__Records that describe figures__.
────

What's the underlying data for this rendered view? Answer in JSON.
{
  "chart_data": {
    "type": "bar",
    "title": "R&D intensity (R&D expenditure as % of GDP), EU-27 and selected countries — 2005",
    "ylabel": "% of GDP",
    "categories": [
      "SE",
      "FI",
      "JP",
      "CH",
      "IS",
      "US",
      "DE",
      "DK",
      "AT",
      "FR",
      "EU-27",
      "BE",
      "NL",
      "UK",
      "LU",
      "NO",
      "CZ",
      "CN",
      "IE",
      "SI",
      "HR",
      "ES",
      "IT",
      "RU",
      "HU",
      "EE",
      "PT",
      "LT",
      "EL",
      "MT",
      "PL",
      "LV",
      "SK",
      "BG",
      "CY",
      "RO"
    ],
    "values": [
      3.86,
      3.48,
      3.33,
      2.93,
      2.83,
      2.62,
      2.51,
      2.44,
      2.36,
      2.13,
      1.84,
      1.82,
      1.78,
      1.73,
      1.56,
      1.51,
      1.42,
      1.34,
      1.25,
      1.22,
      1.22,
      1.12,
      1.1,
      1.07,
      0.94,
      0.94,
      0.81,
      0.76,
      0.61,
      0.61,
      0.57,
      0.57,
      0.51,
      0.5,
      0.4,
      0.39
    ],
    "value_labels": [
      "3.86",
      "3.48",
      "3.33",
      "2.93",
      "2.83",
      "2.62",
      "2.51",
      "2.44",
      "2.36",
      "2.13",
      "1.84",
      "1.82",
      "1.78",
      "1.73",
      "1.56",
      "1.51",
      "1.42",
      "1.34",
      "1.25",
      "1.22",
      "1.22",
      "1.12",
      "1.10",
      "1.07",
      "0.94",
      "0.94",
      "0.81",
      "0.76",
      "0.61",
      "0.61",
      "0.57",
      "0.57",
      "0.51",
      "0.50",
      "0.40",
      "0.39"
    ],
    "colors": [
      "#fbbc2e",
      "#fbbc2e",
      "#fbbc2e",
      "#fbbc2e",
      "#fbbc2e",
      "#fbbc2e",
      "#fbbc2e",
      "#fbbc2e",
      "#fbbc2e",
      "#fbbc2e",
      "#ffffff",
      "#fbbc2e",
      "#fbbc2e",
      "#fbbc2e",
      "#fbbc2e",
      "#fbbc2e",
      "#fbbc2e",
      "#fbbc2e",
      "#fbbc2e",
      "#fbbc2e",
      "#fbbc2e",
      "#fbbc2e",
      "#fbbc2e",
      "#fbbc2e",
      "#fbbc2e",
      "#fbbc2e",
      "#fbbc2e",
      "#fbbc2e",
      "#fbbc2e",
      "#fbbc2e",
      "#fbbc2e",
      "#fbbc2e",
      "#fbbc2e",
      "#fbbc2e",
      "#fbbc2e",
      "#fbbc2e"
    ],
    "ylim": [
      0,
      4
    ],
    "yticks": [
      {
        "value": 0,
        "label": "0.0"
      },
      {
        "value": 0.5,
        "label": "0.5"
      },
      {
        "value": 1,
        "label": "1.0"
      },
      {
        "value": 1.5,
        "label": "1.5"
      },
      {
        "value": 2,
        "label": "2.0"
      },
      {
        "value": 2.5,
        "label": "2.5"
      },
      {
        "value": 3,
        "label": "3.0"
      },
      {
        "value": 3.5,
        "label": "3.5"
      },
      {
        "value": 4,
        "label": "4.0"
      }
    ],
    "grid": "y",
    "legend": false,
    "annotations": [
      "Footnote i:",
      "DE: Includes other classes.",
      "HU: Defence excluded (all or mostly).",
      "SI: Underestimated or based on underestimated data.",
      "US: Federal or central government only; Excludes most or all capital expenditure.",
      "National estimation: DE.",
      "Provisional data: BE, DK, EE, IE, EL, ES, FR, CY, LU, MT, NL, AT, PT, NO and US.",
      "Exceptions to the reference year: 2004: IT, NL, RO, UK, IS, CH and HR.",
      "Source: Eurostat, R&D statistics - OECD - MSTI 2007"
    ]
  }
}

────

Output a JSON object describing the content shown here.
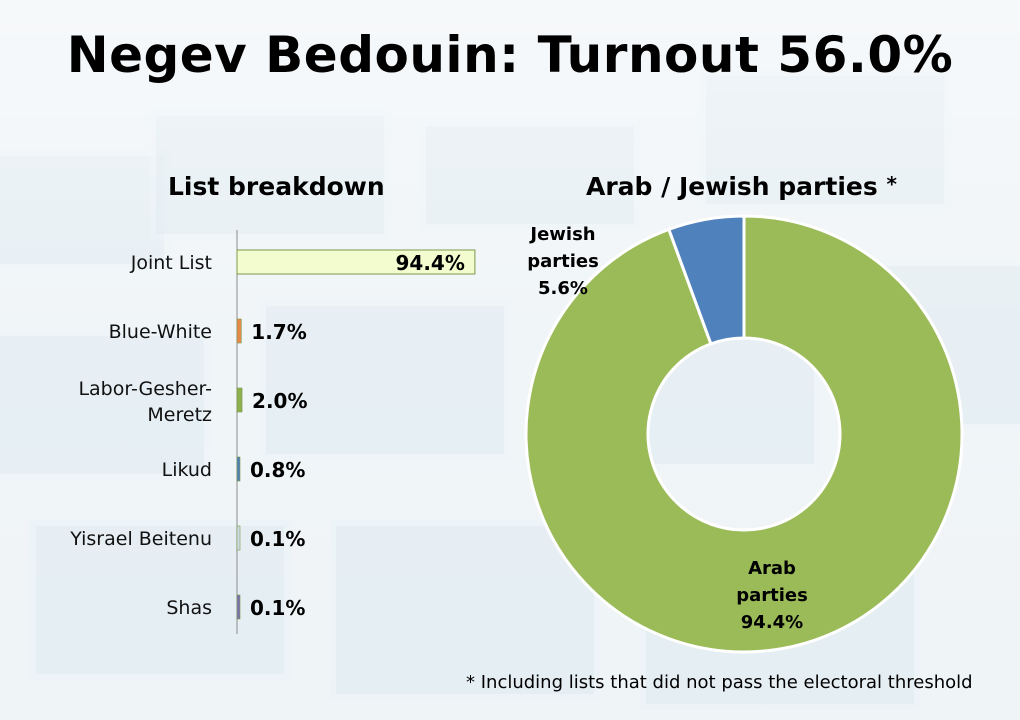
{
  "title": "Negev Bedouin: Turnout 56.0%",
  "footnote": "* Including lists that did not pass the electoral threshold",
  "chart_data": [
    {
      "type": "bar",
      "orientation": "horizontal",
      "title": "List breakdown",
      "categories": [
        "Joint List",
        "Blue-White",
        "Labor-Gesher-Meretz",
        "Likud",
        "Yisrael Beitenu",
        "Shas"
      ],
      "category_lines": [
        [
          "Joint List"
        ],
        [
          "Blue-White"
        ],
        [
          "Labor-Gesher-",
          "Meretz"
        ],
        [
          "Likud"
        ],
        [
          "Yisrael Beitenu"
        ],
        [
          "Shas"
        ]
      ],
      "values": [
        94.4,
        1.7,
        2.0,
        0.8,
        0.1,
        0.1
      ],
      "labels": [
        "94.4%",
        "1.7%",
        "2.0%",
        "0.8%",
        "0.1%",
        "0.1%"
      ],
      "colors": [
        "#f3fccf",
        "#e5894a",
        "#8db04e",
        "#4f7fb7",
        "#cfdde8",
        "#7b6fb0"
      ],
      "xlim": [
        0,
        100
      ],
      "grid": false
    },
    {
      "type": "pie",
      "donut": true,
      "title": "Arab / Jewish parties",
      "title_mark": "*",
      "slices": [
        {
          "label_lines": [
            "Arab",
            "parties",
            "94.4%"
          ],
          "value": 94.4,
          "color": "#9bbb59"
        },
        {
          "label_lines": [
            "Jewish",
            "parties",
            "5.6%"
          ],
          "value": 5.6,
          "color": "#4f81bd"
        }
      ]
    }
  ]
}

────

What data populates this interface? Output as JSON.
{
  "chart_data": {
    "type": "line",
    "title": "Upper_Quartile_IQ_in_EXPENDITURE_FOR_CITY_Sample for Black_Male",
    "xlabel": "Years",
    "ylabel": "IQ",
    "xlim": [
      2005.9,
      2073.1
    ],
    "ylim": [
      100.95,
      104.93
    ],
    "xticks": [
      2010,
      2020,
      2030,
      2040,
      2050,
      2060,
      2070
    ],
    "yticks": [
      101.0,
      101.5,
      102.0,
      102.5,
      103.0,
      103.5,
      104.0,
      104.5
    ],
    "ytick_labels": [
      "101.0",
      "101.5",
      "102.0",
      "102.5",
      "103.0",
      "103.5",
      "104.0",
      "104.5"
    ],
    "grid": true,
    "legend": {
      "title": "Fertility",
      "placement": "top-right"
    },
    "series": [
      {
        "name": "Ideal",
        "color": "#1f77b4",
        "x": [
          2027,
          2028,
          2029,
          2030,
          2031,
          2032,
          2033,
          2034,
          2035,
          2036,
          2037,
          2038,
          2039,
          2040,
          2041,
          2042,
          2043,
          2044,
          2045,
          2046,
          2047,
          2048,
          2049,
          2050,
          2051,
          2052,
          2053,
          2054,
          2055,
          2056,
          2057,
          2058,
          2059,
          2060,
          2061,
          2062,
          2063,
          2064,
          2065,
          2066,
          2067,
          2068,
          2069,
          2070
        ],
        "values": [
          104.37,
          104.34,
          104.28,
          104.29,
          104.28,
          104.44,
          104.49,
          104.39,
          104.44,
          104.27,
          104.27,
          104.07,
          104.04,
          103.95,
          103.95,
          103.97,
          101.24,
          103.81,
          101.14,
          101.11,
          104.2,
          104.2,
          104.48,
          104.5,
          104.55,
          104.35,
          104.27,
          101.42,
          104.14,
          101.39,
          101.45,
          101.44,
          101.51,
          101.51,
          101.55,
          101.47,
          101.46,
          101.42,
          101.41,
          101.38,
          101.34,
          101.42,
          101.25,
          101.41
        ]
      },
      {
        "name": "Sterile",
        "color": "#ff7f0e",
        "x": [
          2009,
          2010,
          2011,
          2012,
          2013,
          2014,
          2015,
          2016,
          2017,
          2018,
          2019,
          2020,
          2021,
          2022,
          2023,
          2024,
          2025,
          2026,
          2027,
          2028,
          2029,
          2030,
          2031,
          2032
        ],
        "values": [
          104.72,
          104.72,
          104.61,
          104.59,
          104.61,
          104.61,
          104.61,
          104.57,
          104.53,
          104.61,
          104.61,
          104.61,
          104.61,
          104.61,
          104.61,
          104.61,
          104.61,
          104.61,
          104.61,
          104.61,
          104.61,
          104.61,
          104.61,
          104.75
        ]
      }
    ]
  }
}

────

__The request__. In the entries above, identify every line with the word "JSON". Copy those lines.

__Task result__.
What's the underlying data for this rendered view? Answer in JSON.
Output a JSON object describing the content shown here.
What data populates this interface? Output as JSON.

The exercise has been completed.